▶ RECORDS FOR THIS TASK:

******************************

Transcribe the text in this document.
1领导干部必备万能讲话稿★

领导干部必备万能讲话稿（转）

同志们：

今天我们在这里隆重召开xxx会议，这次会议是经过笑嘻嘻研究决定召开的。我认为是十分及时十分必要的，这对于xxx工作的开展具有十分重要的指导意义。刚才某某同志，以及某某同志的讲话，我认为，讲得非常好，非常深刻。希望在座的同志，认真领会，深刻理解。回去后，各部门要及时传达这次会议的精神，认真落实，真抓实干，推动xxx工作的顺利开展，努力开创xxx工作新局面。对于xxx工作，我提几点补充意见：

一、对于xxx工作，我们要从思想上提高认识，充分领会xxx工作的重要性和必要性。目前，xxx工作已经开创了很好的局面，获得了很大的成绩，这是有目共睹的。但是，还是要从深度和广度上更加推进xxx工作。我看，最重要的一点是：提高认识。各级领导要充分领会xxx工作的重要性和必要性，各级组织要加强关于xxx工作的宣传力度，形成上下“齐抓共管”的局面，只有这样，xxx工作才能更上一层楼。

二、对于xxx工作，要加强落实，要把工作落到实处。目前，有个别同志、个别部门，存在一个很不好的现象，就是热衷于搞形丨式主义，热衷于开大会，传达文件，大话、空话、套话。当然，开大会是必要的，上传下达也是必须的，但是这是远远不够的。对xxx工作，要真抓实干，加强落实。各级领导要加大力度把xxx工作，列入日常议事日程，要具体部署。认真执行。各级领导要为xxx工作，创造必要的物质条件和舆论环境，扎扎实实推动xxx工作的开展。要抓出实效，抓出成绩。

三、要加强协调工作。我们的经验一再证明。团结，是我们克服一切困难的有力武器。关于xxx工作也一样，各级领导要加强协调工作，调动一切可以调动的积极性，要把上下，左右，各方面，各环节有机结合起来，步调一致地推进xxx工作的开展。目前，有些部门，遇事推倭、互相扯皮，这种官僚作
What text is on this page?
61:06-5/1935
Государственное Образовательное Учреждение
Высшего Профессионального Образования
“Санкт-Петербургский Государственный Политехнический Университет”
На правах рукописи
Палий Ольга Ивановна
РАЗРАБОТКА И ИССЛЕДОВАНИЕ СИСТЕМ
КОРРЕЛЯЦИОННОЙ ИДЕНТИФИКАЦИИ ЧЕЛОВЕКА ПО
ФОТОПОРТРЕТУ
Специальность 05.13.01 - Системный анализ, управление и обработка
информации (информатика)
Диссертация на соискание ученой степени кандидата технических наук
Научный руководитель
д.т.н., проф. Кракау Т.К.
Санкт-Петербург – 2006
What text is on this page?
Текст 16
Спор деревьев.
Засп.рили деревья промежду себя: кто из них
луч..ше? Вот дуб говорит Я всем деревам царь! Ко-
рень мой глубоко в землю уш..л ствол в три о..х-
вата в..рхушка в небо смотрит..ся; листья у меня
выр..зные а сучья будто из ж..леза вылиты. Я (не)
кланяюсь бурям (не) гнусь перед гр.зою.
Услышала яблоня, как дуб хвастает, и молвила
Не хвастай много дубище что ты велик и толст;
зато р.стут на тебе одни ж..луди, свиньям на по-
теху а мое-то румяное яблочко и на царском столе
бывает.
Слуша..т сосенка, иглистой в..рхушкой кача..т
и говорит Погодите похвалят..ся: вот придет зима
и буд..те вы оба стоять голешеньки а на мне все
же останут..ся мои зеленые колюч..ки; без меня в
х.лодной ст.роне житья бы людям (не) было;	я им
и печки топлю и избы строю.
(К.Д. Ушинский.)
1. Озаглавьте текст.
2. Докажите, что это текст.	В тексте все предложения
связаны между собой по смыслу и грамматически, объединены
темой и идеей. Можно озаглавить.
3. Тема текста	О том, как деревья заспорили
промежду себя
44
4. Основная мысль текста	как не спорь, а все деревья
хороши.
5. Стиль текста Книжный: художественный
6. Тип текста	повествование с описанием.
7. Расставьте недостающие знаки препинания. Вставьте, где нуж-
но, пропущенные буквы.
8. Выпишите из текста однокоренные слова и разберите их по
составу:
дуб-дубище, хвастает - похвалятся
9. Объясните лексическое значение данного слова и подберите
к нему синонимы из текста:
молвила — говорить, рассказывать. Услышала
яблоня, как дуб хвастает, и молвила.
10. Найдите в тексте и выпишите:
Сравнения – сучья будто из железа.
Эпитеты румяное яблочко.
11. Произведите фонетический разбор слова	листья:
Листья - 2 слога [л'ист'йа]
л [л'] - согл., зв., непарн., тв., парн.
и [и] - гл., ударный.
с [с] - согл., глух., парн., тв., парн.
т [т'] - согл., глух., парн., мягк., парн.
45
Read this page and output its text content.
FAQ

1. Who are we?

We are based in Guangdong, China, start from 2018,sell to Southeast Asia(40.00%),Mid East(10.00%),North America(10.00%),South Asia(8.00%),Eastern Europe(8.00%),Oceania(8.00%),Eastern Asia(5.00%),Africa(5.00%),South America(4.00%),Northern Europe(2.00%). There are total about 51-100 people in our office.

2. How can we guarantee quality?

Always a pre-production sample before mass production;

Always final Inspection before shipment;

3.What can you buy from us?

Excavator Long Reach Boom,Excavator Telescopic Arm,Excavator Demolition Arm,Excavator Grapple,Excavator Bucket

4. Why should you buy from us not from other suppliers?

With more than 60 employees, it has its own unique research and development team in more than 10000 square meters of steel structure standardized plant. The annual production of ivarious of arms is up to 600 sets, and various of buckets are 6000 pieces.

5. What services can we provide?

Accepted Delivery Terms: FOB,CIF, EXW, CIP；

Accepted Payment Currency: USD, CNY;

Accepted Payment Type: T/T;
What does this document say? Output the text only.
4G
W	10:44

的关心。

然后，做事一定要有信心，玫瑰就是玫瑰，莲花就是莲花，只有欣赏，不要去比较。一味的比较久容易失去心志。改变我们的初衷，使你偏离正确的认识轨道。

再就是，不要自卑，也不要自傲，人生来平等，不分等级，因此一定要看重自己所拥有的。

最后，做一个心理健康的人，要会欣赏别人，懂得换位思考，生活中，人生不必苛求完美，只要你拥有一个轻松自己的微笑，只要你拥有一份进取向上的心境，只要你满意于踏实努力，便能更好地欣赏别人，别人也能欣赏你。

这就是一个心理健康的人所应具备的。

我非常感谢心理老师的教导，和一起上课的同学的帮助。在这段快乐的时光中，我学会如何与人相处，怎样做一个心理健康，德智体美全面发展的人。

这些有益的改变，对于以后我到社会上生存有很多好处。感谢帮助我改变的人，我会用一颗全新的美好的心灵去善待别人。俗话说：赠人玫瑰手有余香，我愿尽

******************************

▶ EXERCISE TASK: Using the material above, print every entry exactly as written.

▶ EXERCISE RESULT:
Transcribe the text in this document.
1领导干部必备万能讲话稿★

领导干部必备万能讲话稿（转）

同志们：

今天我们在这里隆重召开xxx会议，这次会议是经过笑嘻嘻研究决定召开的。我认为是十分及时十分必要的，这对于xxx工作的开展具有十分重要的指导意义。刚才某某同志，以及某某同志的讲话，我认为，讲得非常好，非常深刻。希望在座的同志，认真领会，深刻理解。回去后，各部门要及时传达这次会议的精神，认真落实，真抓实干，推动xxx工作的顺利开展，努力开创xxx工作新局面。对于xxx工作，我提几点补充意见：

一、对于xxx工作，我们要从思想上提高认识，充分领会xxx工作的重要性和必要性。目前，xxx工作已经开创了很好的局面，获得了很大的成绩，这是有目共睹的。但是，还是要从深度和广度上更加推进xxx工作。我看，最重要的一点是：提高认识。各级领导要充分领会xxx工作的重要性和必要性，各级组织要加强关于xxx工作的宣传力度，形成上下“齐抓共管”的局面，只有这样，xxx工作才能更上一层楼。

二、对于xxx工作，要加强落实，要把工作落到实处。目前，有个别同志、个别部门，存在一个很不好的现象，就是热衷于搞形丨式主义，热衷于开大会，传达文件，大话、空话、套话。当然，开大会是必要的，上传下达也是必须的，但是这是远远不够的。对xxx工作，要真抓实干，加强落实。各级领导要加大力度把xxx工作，列入日常议事日程，要具体部署。认真执行。各级领导要为xxx工作，创造必要的物质条件和舆论环境，扎扎实实推动xxx工作的开展。要抓出实效，抓出成绩。

三、要加强协调工作。我们的经验一再证明。团结，是我们克服一切困难的有力武器。关于xxx工作也一样，各级领导要加强协调工作，调动一切可以调动的积极性，要把上下，左右，各方面，各环节有机结合起来，步调一致地推进xxx工作的开展。目前，有些部门，遇事推倭、互相扯皮，这种官僚作
What text is on this page?
61:06-5/1935
Государственное Образовательное Учреждение
Высшего Профессионального Образования
“Санкт-Петербургский Государственный Политехнический Университет”
На правах рукописи
Палий Ольга Ивановна
РАЗРАБОТКА И ИССЛЕДОВАНИЕ СИСТЕМ
КОРРЕЛЯЦИОННОЙ ИДЕНТИФИКАЦИИ ЧЕЛОВЕКА ПО
ФОТОПОРТРЕТУ
Специальность 05.13.01 - Системный анализ, управление и обработка
информации (информатика)
Диссертация на соискание ученой степени кандидата технических наук
Научный руководитель
д.т.н., проф. Кракау Т.К.
Санкт-Петербург – 2006
What text is on this page?
Текст 16
Спор деревьев.
Засп.рили деревья промежду себя: кто из них
луч..ше? Вот дуб говорит Я всем деревам царь! Ко-
рень мой глубоко в землю уш..л ствол в три о..х-
вата в..рхушка в небо смотрит..ся; листья у меня
выр..зные а сучья будто из ж..леза вылиты. Я (не)
кланяюсь бурям (не) гнусь перед гр.зою.
Услышала яблоня, как дуб хвастает, и молвила
Не хвастай много дубище что ты велик и толст;
зато р.стут на тебе одни ж..луди, свиньям на по-
теху а мое-то румяное яблочко и на царском столе
бывает.
Слуша..т сосенка, иглистой в..рхушкой кача..т
и говорит Погодите похвалят..ся: вот придет зима
и буд..те вы оба стоять голешеньки а на мне все
же останут..ся мои зеленые колюч..ки; без меня в
х.лодной ст.роне житья бы людям (не) было;	я им
и печки топлю и избы строю.
(К.Д. Ушинский.)
1. Озаглавьте текст.
2. Докажите, что это текст.	В тексте все предложения
связаны между собой по смыслу и грамматически, объединены
темой и идеей. Можно озаглавить.
3. Тема текста	О том, как деревья заспорили
промежду себя
44
4. Основная мысль текста	как не спорь, а все деревья
хороши.
5. Стиль текста Книжный: художественный
6. Тип текста	повествование с описанием.
7. Расставьте недостающие знаки препинания. Вставьте, где нуж-
но, пропущенные буквы.
8. Выпишите из текста однокоренные слова и разберите их по
составу:
дуб-дубище, хвастает - похвалятся
9. Объясните лексическое значение данного слова и подберите
к нему синонимы из текста:
молвила — говорить, рассказывать. Услышала
яблоня, как дуб хвастает, и молвила.
10. Найдите в тексте и выпишите:
Сравнения – сучья будто из железа.
Эпитеты румяное яблочко.
11. Произведите фонетический разбор слова	листья:
Листья - 2 слога [л'ист'йа]
л [л'] - согл., зв., непарн., тв., парн.
и [и] - гл., ударный.
с [с] - согл., глух., парн., тв., парн.
т [т'] - согл., глух., парн., мягк., парн.
45
Read this page and output its text content.
FAQ

1. Who are we?

We are based in Guangdong, China, start from 2018,sell to Southeast Asia(40.00%),Mid East(10.00%),North America(10.00%),South Asia(8.00%),Eastern Europe(8.00%),Oceania(8.00%),Eastern Asia(5.00%),Africa(5.00%),South America(4.00%),Northern Europe(2.00%). There are total about 51-100 people in our office.

2. How can we guarantee quality?

Always a pre-production sample before mass production;

Always final Inspection before shipment;

3.What can you buy from us?

Excavator Long Reach Boom,Excavator Telescopic Arm,Excavator Demolition Arm,Excavator Grapple,Excavator Bucket

4. Why should you buy from us not from other suppliers?

With more than 60 employees, it has its own unique research and development team in more than 10000 square meters of steel structure standardized plant. The annual production of ivarious of arms is up to 600 sets, and various of buckets are 6000 pieces.

5. What services can we provide?

Accepted Delivery Terms: FOB,CIF, EXW, CIP；

Accepted Payment Currency: USD, CNY;

Accepted Payment Type: T/T;
What does this document say? Output the text only.
4G
W	10:44

的关心。

然后，做事一定要有信心，玫瑰就是玫瑰，莲花就是莲花，只有欣赏，不要去比较。一味的比较久容易失去心志。改变我们的初衷，使你偏离正确的认识轨道。

再就是，不要自卑，也不要自傲，人生来平等，不分等级，因此一定要看重自己所拥有的。

最后，做一个心理健康的人，要会欣赏别人，懂得换位思考，生活中，人生不必苛求完美，只要你拥有一个轻松自己的微笑，只要你拥有一份进取向上的心境，只要你满意于踏实努力，便能更好地欣赏别人，别人也能欣赏你。

这就是一个心理健康的人所应具备的。

我非常感谢心理老师的教导，和一起上课的同学的帮助。在这段快乐的时光中，我学会如何与人相处，怎样做一个心理健康，德智体美全面发展的人。

这些有益的改变，对于以后我到社会上生存有很多好处。感谢帮助我改变的人，我会用一颗全新的美好的心灵去善待别人。俗话说：赠人玫瑰手有余香，我愿尽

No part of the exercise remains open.